> _A block of data_:
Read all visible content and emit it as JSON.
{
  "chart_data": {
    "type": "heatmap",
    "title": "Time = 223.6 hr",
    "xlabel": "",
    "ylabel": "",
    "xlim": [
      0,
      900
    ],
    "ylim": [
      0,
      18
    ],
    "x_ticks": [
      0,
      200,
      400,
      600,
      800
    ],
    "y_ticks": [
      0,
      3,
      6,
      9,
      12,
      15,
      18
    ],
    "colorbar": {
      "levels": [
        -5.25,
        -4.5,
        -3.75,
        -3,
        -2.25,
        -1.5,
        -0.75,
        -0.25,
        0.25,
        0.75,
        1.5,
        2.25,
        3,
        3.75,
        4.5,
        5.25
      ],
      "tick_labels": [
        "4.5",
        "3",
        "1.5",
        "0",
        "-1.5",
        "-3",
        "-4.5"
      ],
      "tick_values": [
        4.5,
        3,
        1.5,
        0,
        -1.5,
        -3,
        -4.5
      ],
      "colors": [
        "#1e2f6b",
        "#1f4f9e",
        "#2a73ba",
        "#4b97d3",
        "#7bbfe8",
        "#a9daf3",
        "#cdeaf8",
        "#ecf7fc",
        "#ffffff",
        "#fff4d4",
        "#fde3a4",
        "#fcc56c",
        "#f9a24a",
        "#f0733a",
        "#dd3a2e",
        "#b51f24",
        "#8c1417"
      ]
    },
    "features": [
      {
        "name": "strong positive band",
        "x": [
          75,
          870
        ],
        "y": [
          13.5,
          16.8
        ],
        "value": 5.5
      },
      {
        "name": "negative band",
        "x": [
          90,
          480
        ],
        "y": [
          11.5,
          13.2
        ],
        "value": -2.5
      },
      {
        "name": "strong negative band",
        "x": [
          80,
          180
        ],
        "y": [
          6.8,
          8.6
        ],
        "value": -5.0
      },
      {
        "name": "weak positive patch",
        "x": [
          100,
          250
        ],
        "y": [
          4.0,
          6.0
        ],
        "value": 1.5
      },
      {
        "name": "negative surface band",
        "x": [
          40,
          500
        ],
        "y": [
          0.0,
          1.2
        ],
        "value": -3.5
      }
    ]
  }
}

> _EXERCISE TASK_: Repeat the data verbatim.

> _ANSWER TO THE TASK_:
Read all visible content and emit it as JSON.
{
  "chart_data": {
    "type": "heatmap",
    "title": "Time = 223.6 hr",
    "xlabel": "",
    "ylabel": "",
    "xlim": [
      0,
      900
    ],
    "ylim": [
      0,
      18
    ],
    "x_ticks": [
      0,
      200,
      400,
      600,
      800
    ],
    "y_ticks": [
      0,
      3,
      6,
      9,
      12,
      15,
      18
    ],
    "colorbar": {
      "levels": [
        -5.25,
        -4.5,
        -3.75,
        -3,
        -2.25,
        -1.5,
        -0.75,
        -0.25,
        0.25,
        0.75,
        1.5,
        2.25,
        3,
        3.75,
        4.5,
        5.25
      ],
      "tick_labels": [
        "4.5",
        "3",
        "1.5",
        "0",
        "-1.5",
        "-3",
        "-4.5"
      ],
      "tick_values": [
        4.5,
        3,
        1.5,
        0,
        -1.5,
        -3,
        -4.5
      ],
      "colors": [
        "#1e2f6b",
        "#1f4f9e",
        "#2a73ba",
        "#4b97d3",
        "#7bbfe8",
        "#a9daf3",
        "#cdeaf8",
        "#ecf7fc",
        "#ffffff",
        "#fff4d4",
        "#fde3a4",
        "#fcc56c",
        "#f9a24a",
        "#f0733a",
        "#dd3a2e",
        "#b51f24",
        "#8c1417"
      ]
    },
    "features": [
      {
        "name": "strong positive band",
        "x": [
          75,
          870
        ],
        "y": [
          13.5,
          16.8
        ],
        "value": 5.5
      },
      {
        "name": "negative band",
        "x": [
          90,
          480
        ],
        "y": [
          11.5,
          13.2
        ],
        "value": -2.5
      },
      {
        "name": "strong negative band",
        "x": [
          80,
          180
        ],
        "y": [
          6.8,
          8.6
        ],
        "value": -5.0
      },
      {
        "name": "weak positive patch",
        "x": [
          100,
          250
        ],
        "y": [
          4.0,
          6.0
        ],
        "value": 1.5
      },
      {
        "name": "negative surface band",
        "x": [
          40,
          500
        ],
        "y": [
          0.0,
          1.2
        ],
        "value": -3.5
      }
    ]
  }
}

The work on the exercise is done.